Input records =
----
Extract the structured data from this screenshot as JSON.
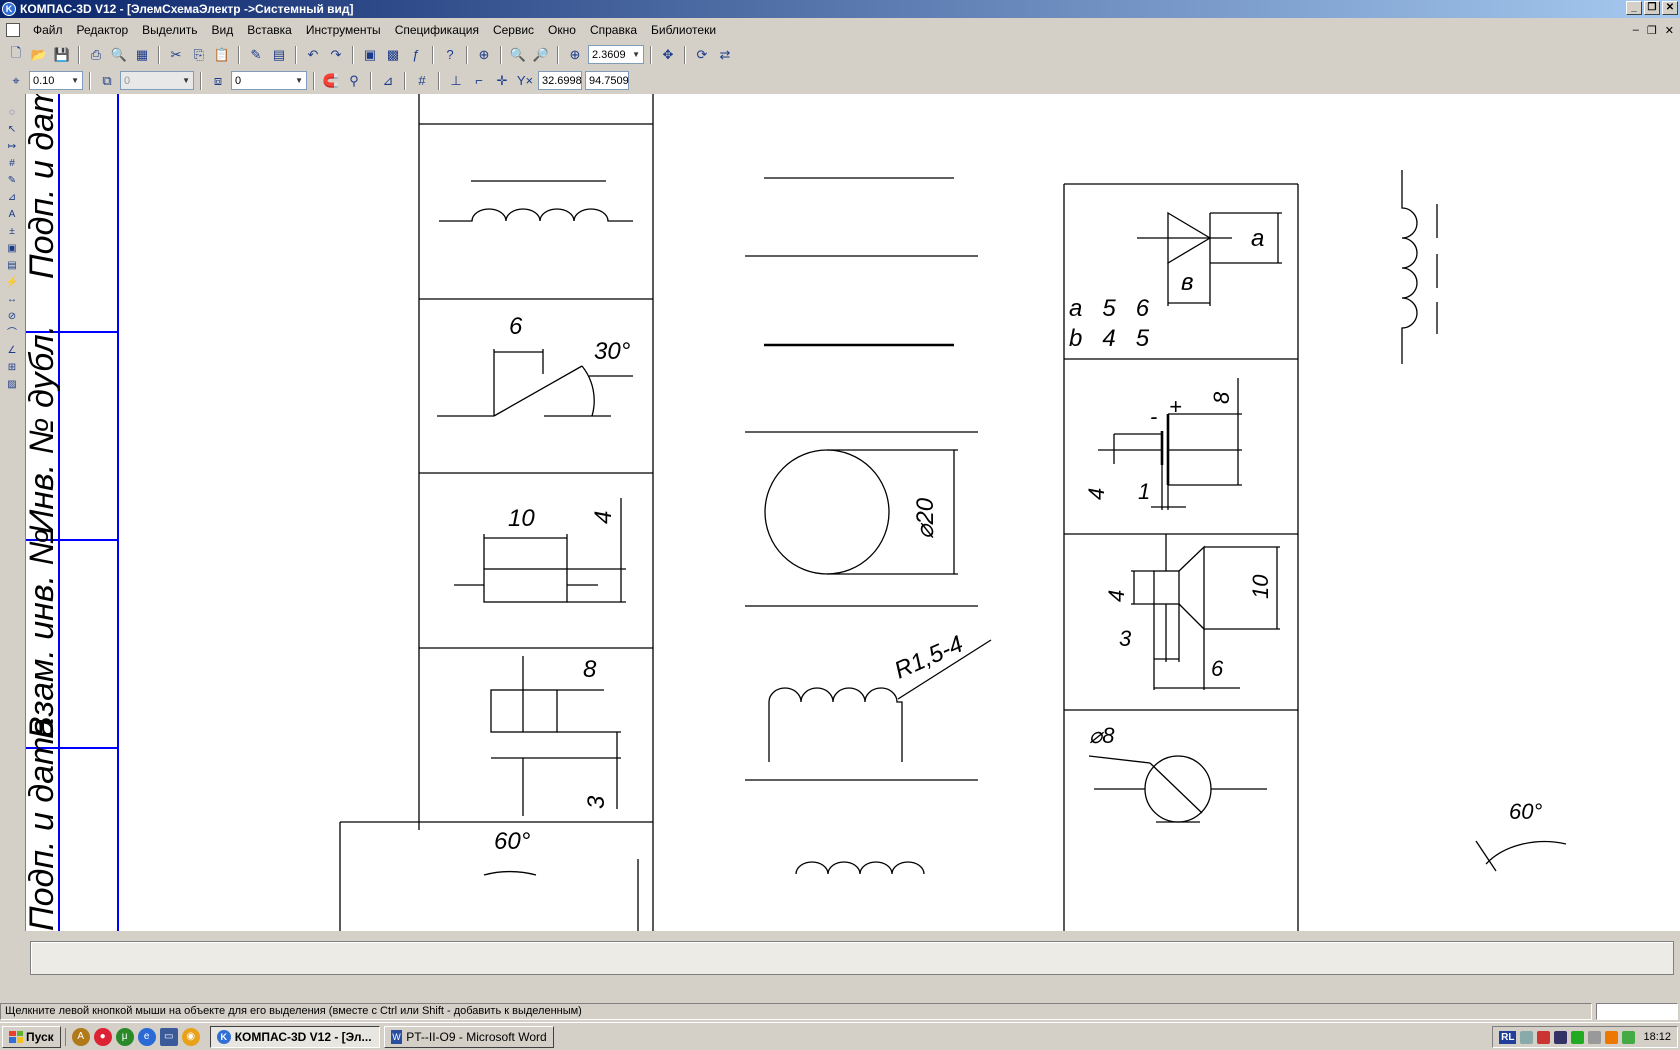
{
  "window": {
    "title": "КОМПАС-3D V12 - [ЭлемСхемаЭлектр ->Системный вид]",
    "icon": "kompas-logo-icon"
  },
  "menu": [
    "Файл",
    "Редактор",
    "Выделить",
    "Вид",
    "Вставка",
    "Инструменты",
    "Спецификация",
    "Сервис",
    "Окно",
    "Справка",
    "Библиотеки"
  ],
  "toolbar1": {
    "zoom_value": "2.3609"
  },
  "toolbar2": {
    "step_value": "0.10",
    "layer_value": "0",
    "style_value": "0",
    "coord_x": "32.6998",
    "coord_y": "94.7509",
    "coord_label": "Y×"
  },
  "drawing": {
    "stamp_labels": [
      "Подп. и дата",
      "Инв. № дубл.",
      "Взам. инв. №",
      "Подп. и дата"
    ],
    "dims": {
      "d6": "6",
      "a30": "30°",
      "d10": "10",
      "d4a": "4",
      "d8": "8",
      "d3": "3",
      "a60": "60°",
      "phi20": "⌀20",
      "r15": "R1,5-4",
      "tbl_a": "a",
      "tbl_b": "в",
      "row1": "a   5   6",
      "row2": "b   4   5",
      "cap_minus": "-",
      "cap_plus": "+",
      "cap_8": "8",
      "cap_4": "4",
      "cap_1": "1",
      "spk_4": "4",
      "spk_10": "10",
      "spk_3": "3",
      "spk_6": "6",
      "phi8": "⌀8",
      "a60b": "60°"
    }
  },
  "status": {
    "text": "Щелкните левой кнопкой мыши на объекте для его выделения (вместе с Ctrl или Shift - добавить к выделенным)"
  },
  "taskbar": {
    "start_label": "Пуск",
    "tasks": [
      {
        "label": "КОМПАС-3D V12 - [Эл...",
        "active": true
      },
      {
        "label": "PT--II-O9 - Microsoft Word",
        "active": false
      }
    ],
    "lang": "RL",
    "clock": "18:12"
  }
}
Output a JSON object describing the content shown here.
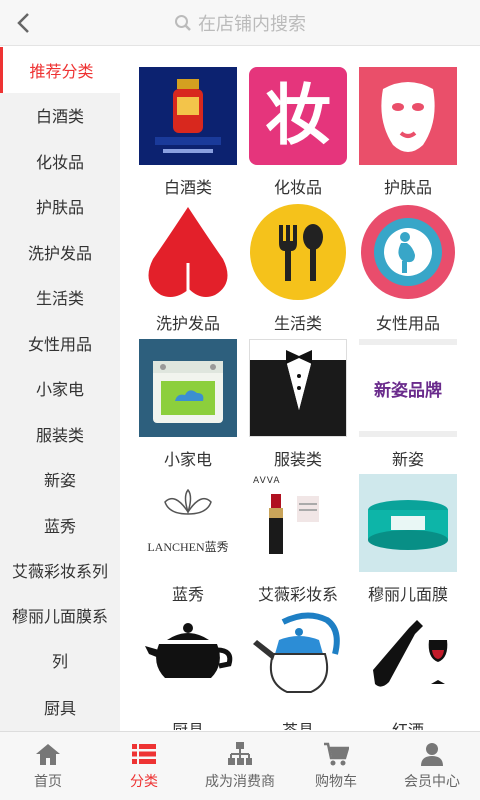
{
  "header": {
    "search_placeholder": "在店铺内搜索"
  },
  "sidebar": {
    "items": [
      {
        "label": "推荐分类"
      },
      {
        "label": "白酒类"
      },
      {
        "label": "化妆品"
      },
      {
        "label": "护肤品"
      },
      {
        "label": "洗护发品"
      },
      {
        "label": "生活类"
      },
      {
        "label": "女性用品"
      },
      {
        "label": "小家电"
      },
      {
        "label": "服装类"
      },
      {
        "label": "新姿"
      },
      {
        "label": "蓝秀"
      },
      {
        "label": "艾薇彩妆系列"
      },
      {
        "label": "穆丽儿面膜系列"
      },
      {
        "label": "厨具"
      }
    ]
  },
  "grid": {
    "items": [
      {
        "label": "白酒类",
        "icon": "baijiu-bottle-icon"
      },
      {
        "label": "化妆品",
        "icon": "cosmetics-zhuang-icon",
        "text": "妆"
      },
      {
        "label": "护肤品",
        "icon": "face-mask-icon"
      },
      {
        "label": "洗护发品",
        "icon": "drop-icon"
      },
      {
        "label": "生活类",
        "icon": "fork-spoon-icon"
      },
      {
        "label": "女性用品",
        "icon": "pregnancy-icon"
      },
      {
        "label": "小家电",
        "icon": "oven-icon"
      },
      {
        "label": "服装类",
        "icon": "tuxedo-icon"
      },
      {
        "label": "新姿",
        "icon": "xinzi-brand-icon",
        "text": "新姿品牌"
      },
      {
        "label": "蓝秀",
        "icon": "lanchen-logo-icon",
        "text": "LANCHEN蓝秀"
      },
      {
        "label": "艾薇彩妆系",
        "icon": "lipstick-icon",
        "text": "AVVA"
      },
      {
        "label": "穆丽儿面膜",
        "icon": "mask-jar-icon"
      },
      {
        "label": "厨具",
        "icon": "teapot-icon"
      },
      {
        "label": "茶具",
        "icon": "kettle-icon"
      },
      {
        "label": "红酒",
        "icon": "wine-icon"
      }
    ]
  },
  "tabbar": {
    "items": [
      {
        "label": "首页",
        "icon": "home-icon"
      },
      {
        "label": "分类",
        "icon": "category-icon"
      },
      {
        "label": "成为消费商",
        "icon": "network-icon"
      },
      {
        "label": "购物车",
        "icon": "cart-icon"
      },
      {
        "label": "会员中心",
        "icon": "user-icon"
      }
    ]
  },
  "colors": {
    "accent": "#e33333",
    "sidebar_bg": "#f2f2f2"
  }
}
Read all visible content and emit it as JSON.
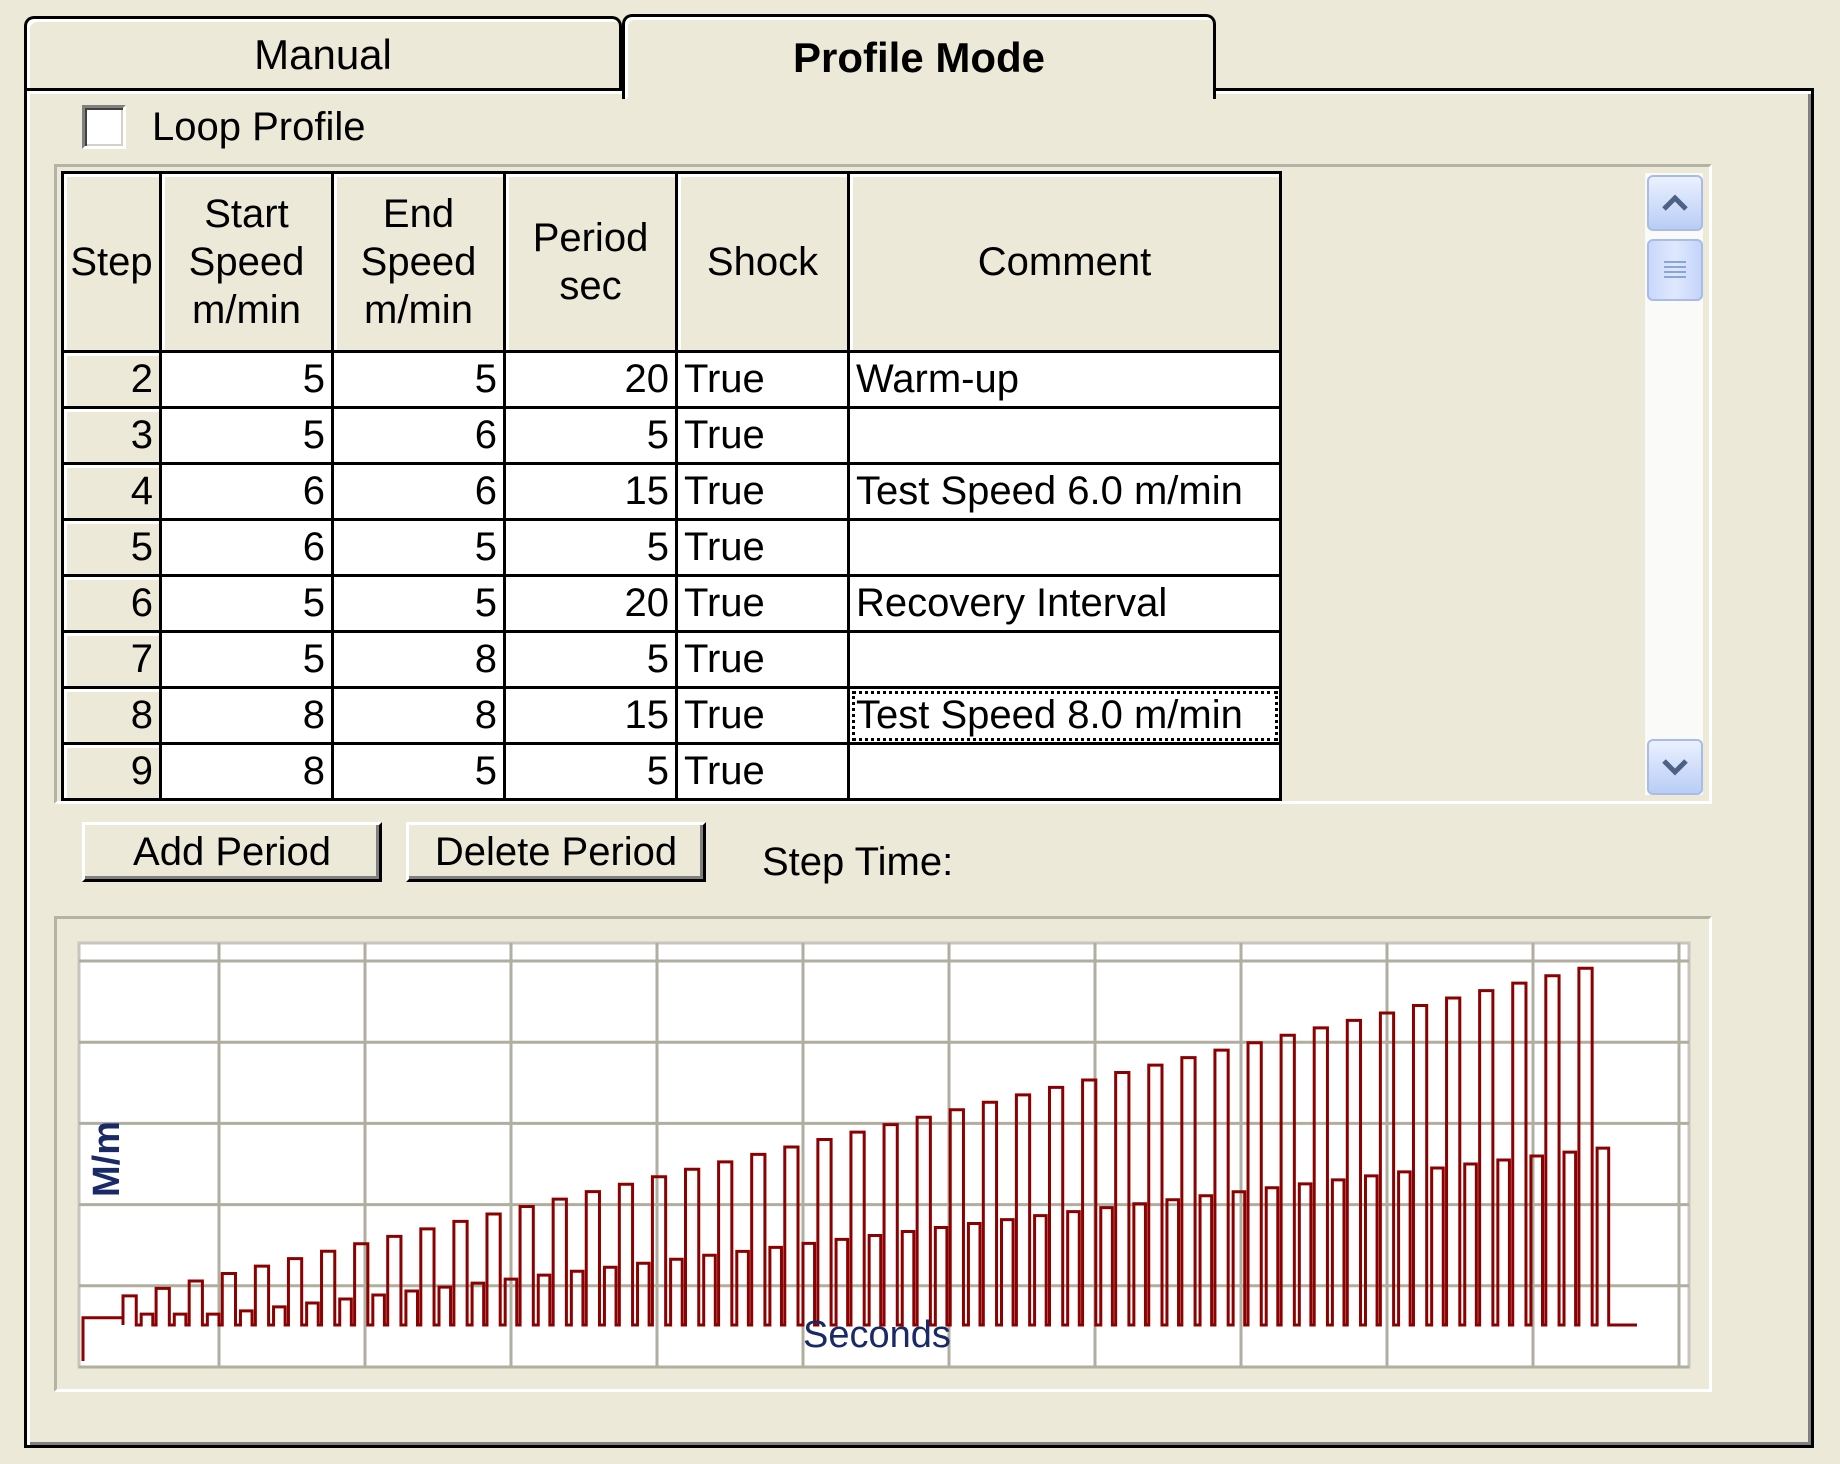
{
  "tabs": [
    {
      "label": "Manual",
      "active": false
    },
    {
      "label": "Profile Mode",
      "active": true
    }
  ],
  "loop_profile": {
    "label": "Loop Profile",
    "checked": false
  },
  "grid": {
    "headers": {
      "step": "Step",
      "start_speed": [
        "Start",
        "Speed",
        "m/min"
      ],
      "end_speed": [
        "End",
        "Speed",
        "m/min"
      ],
      "period": [
        "Period",
        "sec"
      ],
      "shock": "Shock",
      "comment": "Comment"
    },
    "rows": [
      {
        "step": "2",
        "start": "5",
        "end": "5",
        "period": "20",
        "shock": "True",
        "comment": "Warm-up"
      },
      {
        "step": "3",
        "start": "5",
        "end": "6",
        "period": "5",
        "shock": "True",
        "comment": ""
      },
      {
        "step": "4",
        "start": "6",
        "end": "6",
        "period": "15",
        "shock": "True",
        "comment": "Test Speed 6.0 m/min"
      },
      {
        "step": "5",
        "start": "6",
        "end": "5",
        "period": "5",
        "shock": "True",
        "comment": ""
      },
      {
        "step": "6",
        "start": "5",
        "end": "5",
        "period": "20",
        "shock": "True",
        "comment": "Recovery Interval"
      },
      {
        "step": "7",
        "start": "5",
        "end": "8",
        "period": "5",
        "shock": "True",
        "comment": ""
      },
      {
        "step": "8",
        "start": "8",
        "end": "8",
        "period": "15",
        "shock": "True",
        "comment": "Test Speed 8.0 m/min"
      },
      {
        "step": "9",
        "start": "8",
        "end": "5",
        "period": "5",
        "shock": "True",
        "comment": ""
      }
    ],
    "focused_row": 6
  },
  "buttons": {
    "add": "Add Period",
    "delete": "Delete Period"
  },
  "step_time_label": "Step Time:",
  "chart_data": {
    "type": "line",
    "xlabel": "Seconds",
    "ylabel": "M/m",
    "series_color": "#8b0000",
    "pulse_count": 45,
    "high_start": 0.08,
    "high_end": 0.98,
    "low_start": 0.03,
    "low_end": 0.51,
    "grid_rows": 5,
    "grid_cols": 11
  },
  "colors": {
    "background": "#ece9d8",
    "series": "#8b0000",
    "grid": "#b0ae9f"
  }
}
----
What is asked = Print every entry above again without changing a word, and omit the pictures.

Correct output =
Extract the structured data from this screenshot as JSON.
{
  "window": {
    "title": "КОМПАС-3D V12 - [ЭлемСхемаЭлектр ->Системный вид]",
    "icon": "kompas-logo-icon"
  },
  "menu": [
    "Файл",
    "Редактор",
    "Выделить",
    "Вид",
    "Вставка",
    "Инструменты",
    "Спецификация",
    "Сервис",
    "Окно",
    "Справка",
    "Библиотеки"
  ],
  "toolbar1": {
    "zoom_value": "2.3609"
  },
  "toolbar2": {
    "step_value": "0.10",
    "layer_value": "0",
    "style_value": "0",
    "coord_x": "32.6998",
    "coord_y": "94.7509",
    "coord_label": "Y×"
  },
  "drawing": {
    "stamp_labels": [
      "Подп. и дата",
      "Инв. № дубл.",
      "Взам. инв. №",
      "Подп. и дата"
    ],
    "dims": {
      "d6": "6",
      "a30": "30°",
      "d10": "10",
      "d4a": "4",
      "d8": "8",
      "d3": "3",
      "a60": "60°",
      "phi20": "⌀20",
      "r15": "R1,5-4",
      "tbl_a": "a",
      "tbl_b": "в",
      "row1": "a   5   6",
      "row2": "b   4   5",
      "cap_minus": "-",
      "cap_plus": "+",
      "cap_8": "8",
      "cap_4": "4",
      "cap_1": "1",
      "spk_4": "4",
      "spk_10": "10",
      "spk_3": "3",
      "spk_6": "6",
      "phi8": "⌀8",
      "a60b": "60°"
    }
  },
  "status": {
    "text": "Щелкните левой кнопкой мыши на объекте для его выделения (вместе с Ctrl или Shift - добавить к выделенным)"
  },
  "taskbar": {
    "start_label": "Пуск",
    "tasks": [
      {
        "label": "КОМПАС-3D V12 - [Эл...",
        "active": true
      },
      {
        "label": "PT--II-O9 - Microsoft Word",
        "active": false
      }
    ],
    "lang": "RL",
    "clock": "18:12"
  }
}
Output a JSON object describing the content shown here.
{
  "header": {
    "search_placeholder": "在店铺内搜索"
  },
  "sidebar": {
    "items": [
      {
        "label": "推荐分类"
      },
      {
        "label": "白酒类"
      },
      {
        "label": "化妆品"
      },
      {
        "label": "护肤品"
      },
      {
        "label": "洗护发品"
      },
      {
        "label": "生活类"
      },
      {
        "label": "女性用品"
      },
      {
        "label": "小家电"
      },
      {
        "label": "服装类"
      },
      {
        "label": "新姿"
      },
      {
        "label": "蓝秀"
      },
      {
        "label": "艾薇彩妆系列"
      },
      {
        "label": "穆丽儿面膜系列"
      },
      {
        "label": "厨具"
      }
    ]
  },
  "grid": {
    "items": [
      {
        "label": "白酒类",
        "icon": "baijiu-bottle-icon"
      },
      {
        "label": "化妆品",
        "icon": "cosmetics-zhuang-icon",
        "text": "妆"
      },
      {
        "label": "护肤品",
        "icon": "face-mask-icon"
      },
      {
        "label": "洗护发品",
        "icon": "drop-icon"
      },
      {
        "label": "生活类",
        "icon": "fork-spoon-icon"
      },
      {
        "label": "女性用品",
        "icon": "pregnancy-icon"
      },
      {
        "label": "小家电",
        "icon": "oven-icon"
      },
      {
        "label": "服装类",
        "icon": "tuxedo-icon"
      },
      {
        "label": "新姿",
        "icon": "xinzi-brand-icon",
        "text": "新姿品牌"
      },
      {
        "label": "蓝秀",
        "icon": "lanchen-logo-icon",
        "text": "LANCHEN蓝秀"
      },
      {
        "label": "艾薇彩妆系",
        "icon": "lipstick-icon",
        "text": "AVVA"
      },
      {
        "label": "穆丽儿面膜",
        "icon": "mask-jar-icon"
      },
      {
        "label": "厨具",
        "icon": "teapot-icon"
      },
      {
        "label": "茶具",
        "icon": "kettle-icon"
      },
      {
        "label": "红酒",
        "icon": "wine-icon"
      }
    ]
  },
  "tabbar": {
    "items": [
      {
        "label": "首页",
        "icon": "home-icon"
      },
      {
        "label": "分类",
        "icon": "category-icon"
      },
      {
        "label": "成为消费商",
        "icon": "network-icon"
      },
      {
        "label": "购物车",
        "icon": "cart-icon"
      },
      {
        "label": "会员中心",
        "icon": "user-icon"
      }
    ]
  },
  "colors": {
    "accent": "#e33333",
    "sidebar_bg": "#f2f2f2"
  }
}
Read all visible content and emit it as JSON.
{
  "tabs": [
    {
      "label": "Manual",
      "active": false
    },
    {
      "label": "Profile Mode",
      "active": true
    }
  ],
  "loop_profile": {
    "label": "Loop Profile",
    "checked": false
  },
  "grid": {
    "headers": {
      "step": "Step",
      "start_speed": [
        "Start",
        "Speed",
        "m/min"
      ],
      "end_speed": [
        "End",
        "Speed",
        "m/min"
      ],
      "period": [
        "Period",
        "sec"
      ],
      "shock": "Shock",
      "comment": "Comment"
    },
    "rows": [
      {
        "step": "2",
        "start": "5",
        "end": "5",
        "period": "20",
        "shock": "True",
        "comment": "Warm-up"
      },
      {
        "step": "3",
        "start": "5",
        "end": "6",
        "period": "5",
        "shock": "True",
        "comment": ""
      },
      {
        "step": "4",
        "start": "6",
        "end": "6",
        "period": "15",
        "shock": "True",
        "comment": "Test Speed 6.0 m/min"
      },
      {
        "step": "5",
        "start": "6",
        "end": "5",
        "period": "5",
        "shock": "True",
        "comment": ""
      },
      {
        "step": "6",
        "start": "5",
        "end": "5",
        "period": "20",
        "shock": "True",
        "comment": "Recovery Interval"
      },
      {
        "step": "7",
        "start": "5",
        "end": "8",
        "period": "5",
        "shock": "True",
        "comment": ""
      },
      {
        "step": "8",
        "start": "8",
        "end": "8",
        "period": "15",
        "shock": "True",
        "comment": "Test Speed 8.0 m/min"
      },
      {
        "step": "9",
        "start": "8",
        "end": "5",
        "period": "5",
        "shock": "True",
        "comment": ""
      }
    ],
    "focused_row": 6
  },
  "buttons": {
    "add": "Add Period",
    "delete": "Delete Period"
  },
  "step_time_label": "Step Time:",
  "chart_data": {
    "type": "line",
    "xlabel": "Seconds",
    "ylabel": "M/m",
    "series_color": "#8b0000",
    "pulse_count": 45,
    "high_start": 0.08,
    "high_end": 0.98,
    "low_start": 0.03,
    "low_end": 0.51,
    "grid_rows": 5,
    "grid_cols": 11
  },
  "colors": {
    "background": "#ece9d8",
    "series": "#8b0000",
    "grid": "#b0ae9f"
  }
}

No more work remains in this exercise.